_Objective_
Reproduce every record below exactly as it appears.

(Collected data entries)
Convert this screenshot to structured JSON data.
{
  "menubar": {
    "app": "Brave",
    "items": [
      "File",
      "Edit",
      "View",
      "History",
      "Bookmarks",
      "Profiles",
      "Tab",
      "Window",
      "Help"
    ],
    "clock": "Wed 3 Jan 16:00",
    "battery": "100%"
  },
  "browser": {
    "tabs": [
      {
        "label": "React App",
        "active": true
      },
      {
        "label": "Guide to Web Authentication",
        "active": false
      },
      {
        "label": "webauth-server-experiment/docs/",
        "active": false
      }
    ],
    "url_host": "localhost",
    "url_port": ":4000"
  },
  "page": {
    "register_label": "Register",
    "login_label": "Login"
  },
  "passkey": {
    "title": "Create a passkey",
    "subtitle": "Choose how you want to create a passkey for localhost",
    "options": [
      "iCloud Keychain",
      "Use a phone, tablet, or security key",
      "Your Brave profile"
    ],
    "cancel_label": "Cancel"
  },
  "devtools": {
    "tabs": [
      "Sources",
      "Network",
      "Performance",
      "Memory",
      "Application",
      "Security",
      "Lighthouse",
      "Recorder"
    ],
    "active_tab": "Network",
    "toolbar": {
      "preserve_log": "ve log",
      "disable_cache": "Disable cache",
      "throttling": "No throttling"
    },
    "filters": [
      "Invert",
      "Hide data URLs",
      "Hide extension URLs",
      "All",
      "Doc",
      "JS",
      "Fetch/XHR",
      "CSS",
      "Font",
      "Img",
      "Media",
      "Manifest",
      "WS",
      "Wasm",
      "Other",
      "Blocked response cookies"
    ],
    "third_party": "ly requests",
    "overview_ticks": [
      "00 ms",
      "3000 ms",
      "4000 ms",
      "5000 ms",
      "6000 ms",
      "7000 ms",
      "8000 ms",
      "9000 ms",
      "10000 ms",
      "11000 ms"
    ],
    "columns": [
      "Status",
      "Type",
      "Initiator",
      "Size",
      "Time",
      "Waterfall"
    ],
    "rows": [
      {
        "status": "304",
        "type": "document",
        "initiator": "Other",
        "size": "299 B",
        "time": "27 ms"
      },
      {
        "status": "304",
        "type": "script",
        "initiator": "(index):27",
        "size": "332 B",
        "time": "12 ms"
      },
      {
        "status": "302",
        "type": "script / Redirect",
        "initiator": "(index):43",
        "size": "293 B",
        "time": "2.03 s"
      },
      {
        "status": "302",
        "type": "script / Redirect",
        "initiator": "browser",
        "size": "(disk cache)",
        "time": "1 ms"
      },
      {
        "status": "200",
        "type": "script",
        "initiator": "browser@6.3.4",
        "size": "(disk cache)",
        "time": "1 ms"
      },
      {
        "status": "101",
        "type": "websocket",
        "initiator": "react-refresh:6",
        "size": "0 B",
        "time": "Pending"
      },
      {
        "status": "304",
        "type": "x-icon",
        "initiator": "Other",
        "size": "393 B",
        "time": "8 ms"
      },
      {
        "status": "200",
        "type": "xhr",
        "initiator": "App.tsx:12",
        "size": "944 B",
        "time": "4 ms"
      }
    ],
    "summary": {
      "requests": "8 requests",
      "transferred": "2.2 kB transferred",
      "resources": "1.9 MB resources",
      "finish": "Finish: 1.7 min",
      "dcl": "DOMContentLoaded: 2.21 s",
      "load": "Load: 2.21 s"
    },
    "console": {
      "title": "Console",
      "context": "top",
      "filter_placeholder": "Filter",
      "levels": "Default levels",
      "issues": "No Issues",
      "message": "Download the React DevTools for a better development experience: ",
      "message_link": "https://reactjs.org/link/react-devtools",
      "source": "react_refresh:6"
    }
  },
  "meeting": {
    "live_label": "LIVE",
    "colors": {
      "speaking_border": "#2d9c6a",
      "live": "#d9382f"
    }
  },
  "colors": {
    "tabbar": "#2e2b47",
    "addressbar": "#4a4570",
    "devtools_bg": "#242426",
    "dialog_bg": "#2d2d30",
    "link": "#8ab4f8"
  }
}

_Solution_
Convert this screenshot to structured JSON data.
{
  "menubar": {
    "app": "Brave",
    "items": [
      "File",
      "Edit",
      "View",
      "History",
      "Bookmarks",
      "Profiles",
      "Tab",
      "Window",
      "Help"
    ],
    "clock": "Wed 3 Jan 16:00",
    "battery": "100%"
  },
  "browser": {
    "tabs": [
      {
        "label": "React App",
        "active": true
      },
      {
        "label": "Guide to Web Authentication",
        "active": false
      },
      {
        "label": "webauth-server-experiment/docs/",
        "active": false
      }
    ],
    "url_host": "localhost",
    "url_port": ":4000"
  },
  "page": {
    "register_label": "Register",
    "login_label": "Login"
  },
  "passkey": {
    "title": "Create a passkey",
    "subtitle": "Choose how you want to create a passkey for localhost",
    "options": [
      "iCloud Keychain",
      "Use a phone, tablet, or security key",
      "Your Brave profile"
    ],
    "cancel_label": "Cancel"
  },
  "devtools": {
    "tabs": [
      "Sources",
      "Network",
      "Performance",
      "Memory",
      "Application",
      "Security",
      "Lighthouse",
      "Recorder"
    ],
    "active_tab": "Network",
    "toolbar": {
      "preserve_log": "ve log",
      "disable_cache": "Disable cache",
      "throttling": "No throttling"
    },
    "filters": [
      "Invert",
      "Hide data URLs",
      "Hide extension URLs",
      "All",
      "Doc",
      "JS",
      "Fetch/XHR",
      "CSS",
      "Font",
      "Img",
      "Media",
      "Manifest",
      "WS",
      "Wasm",
      "Other",
      "Blocked response cookies"
    ],
    "third_party": "ly requests",
    "overview_ticks": [
      "00 ms",
      "3000 ms",
      "4000 ms",
      "5000 ms",
      "6000 ms",
      "7000 ms",
      "8000 ms",
      "9000 ms",
      "10000 ms",
      "11000 ms"
    ],
    "columns": [
      "Status",
      "Type",
      "Initiator",
      "Size",
      "Time",
      "Waterfall"
    ],
    "rows": [
      {
        "status": "304",
        "type": "document",
        "initiator": "Other",
        "size": "299 B",
        "time": "27 ms"
      },
      {
        "status": "304",
        "type": "script",
        "initiator": "(index):27",
        "size": "332 B",
        "time": "12 ms"
      },
      {
        "status": "302",
        "type": "script / Redirect",
        "initiator": "(index):43",
        "size": "293 B",
        "time": "2.03 s"
      },
      {
        "status": "302",
        "type": "script / Redirect",
        "initiator": "browser",
        "size": "(disk cache)",
        "time": "1 ms"
      },
      {
        "status": "200",
        "type": "script",
        "initiator": "browser@6.3.4",
        "size": "(disk cache)",
        "time": "1 ms"
      },
      {
        "status": "101",
        "type": "websocket",
        "initiator": "react-refresh:6",
        "size": "0 B",
        "time": "Pending"
      },
      {
        "status": "304",
        "type": "x-icon",
        "initiator": "Other",
        "size": "393 B",
        "time": "8 ms"
      },
      {
        "status": "200",
        "type": "xhr",
        "initiator": "App.tsx:12",
        "size": "944 B",
        "time": "4 ms"
      }
    ],
    "summary": {
      "requests": "8 requests",
      "transferred": "2.2 kB transferred",
      "resources": "1.9 MB resources",
      "finish": "Finish: 1.7 min",
      "dcl": "DOMContentLoaded: 2.21 s",
      "load": "Load: 2.21 s"
    },
    "console": {
      "title": "Console",
      "context": "top",
      "filter_placeholder": "Filter",
      "levels": "Default levels",
      "issues": "No Issues",
      "message": "Download the React DevTools for a better development experience: ",
      "message_link": "https://reactjs.org/link/react-devtools",
      "source": "react_refresh:6"
    }
  },
  "meeting": {
    "live_label": "LIVE",
    "colors": {
      "speaking_border": "#2d9c6a",
      "live": "#d9382f"
    }
  },
  "colors": {
    "tabbar": "#2e2b47",
    "addressbar": "#4a4570",
    "devtools_bg": "#242426",
    "dialog_bg": "#2d2d30",
    "link": "#8ab4f8"
  }
}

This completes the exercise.